§ Task goal
Do not copy the pictures; transcribe all other material exactly.
==== Given information ====
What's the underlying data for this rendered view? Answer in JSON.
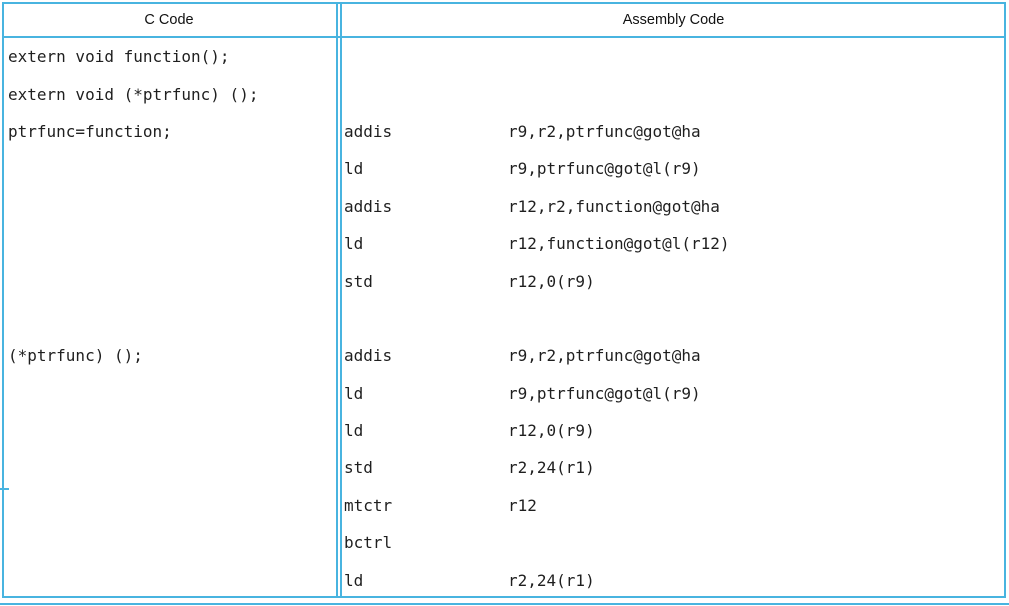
{
  "page": {
    "border_color": "#48b4e0",
    "text_color": "#1f1f1f"
  },
  "table": {
    "header": {
      "c_code": "C Code",
      "assembly": "Assembly Code"
    },
    "rows": [
      {
        "c": "extern void function();",
        "op": "",
        "args": ""
      },
      {
        "c": "extern void (*ptrfunc) ();",
        "op": "",
        "args": ""
      },
      {
        "c": "ptrfunc=function;",
        "op": "addis",
        "args": "r9,r2,ptrfunc@got@ha"
      },
      {
        "c": "",
        "op": "ld",
        "args": "r9,ptrfunc@got@l(r9)"
      },
      {
        "c": "",
        "op": "addis",
        "args": "r12,r2,function@got@ha"
      },
      {
        "c": "",
        "op": "ld",
        "args": "r12,function@got@l(r12)"
      },
      {
        "c": "",
        "op": "std",
        "args": "r12,0(r9)"
      },
      {
        "c": "",
        "op": "",
        "args": ""
      },
      {
        "c": "(*ptrfunc) ();",
        "op": "addis",
        "args": "r9,r2,ptrfunc@got@ha"
      },
      {
        "c": "",
        "op": "ld",
        "args": "r9,ptrfunc@got@l(r9)"
      },
      {
        "c": "",
        "op": "ld",
        "args": "r12,0(r9)"
      },
      {
        "c": "",
        "op": "std",
        "args": "r2,24(r1)"
      },
      {
        "c": "",
        "op": "mtctr",
        "args": "r12"
      },
      {
        "c": "",
        "op": "bctrl",
        "args": ""
      },
      {
        "c": "",
        "op": "ld",
        "args": "r2,24(r1)"
      }
    ]
  }
}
====
§ Reply to the exercise
What's the underlying data for this rendered view? Answer in JSON.
{
  "page": {
    "border_color": "#48b4e0",
    "text_color": "#1f1f1f"
  },
  "table": {
    "header": {
      "c_code": "C Code",
      "assembly": "Assembly Code"
    },
    "rows": [
      {
        "c": "extern void function();",
        "op": "",
        "args": ""
      },
      {
        "c": "extern void (*ptrfunc) ();",
        "op": "",
        "args": ""
      },
      {
        "c": "ptrfunc=function;",
        "op": "addis",
        "args": "r9,r2,ptrfunc@got@ha"
      },
      {
        "c": "",
        "op": "ld",
        "args": "r9,ptrfunc@got@l(r9)"
      },
      {
        "c": "",
        "op": "addis",
        "args": "r12,r2,function@got@ha"
      },
      {
        "c": "",
        "op": "ld",
        "args": "r12,function@got@l(r12)"
      },
      {
        "c": "",
        "op": "std",
        "args": "r12,0(r9)"
      },
      {
        "c": "",
        "op": "",
        "args": ""
      },
      {
        "c": "(*ptrfunc) ();",
        "op": "addis",
        "args": "r9,r2,ptrfunc@got@ha"
      },
      {
        "c": "",
        "op": "ld",
        "args": "r9,ptrfunc@got@l(r9)"
      },
      {
        "c": "",
        "op": "ld",
        "args": "r12,0(r9)"
      },
      {
        "c": "",
        "op": "std",
        "args": "r2,24(r1)"
      },
      {
        "c": "",
        "op": "mtctr",
        "args": "r12"
      },
      {
        "c": "",
        "op": "bctrl",
        "args": ""
      },
      {
        "c": "",
        "op": "ld",
        "args": "r2,24(r1)"
      }
    ]
  }
}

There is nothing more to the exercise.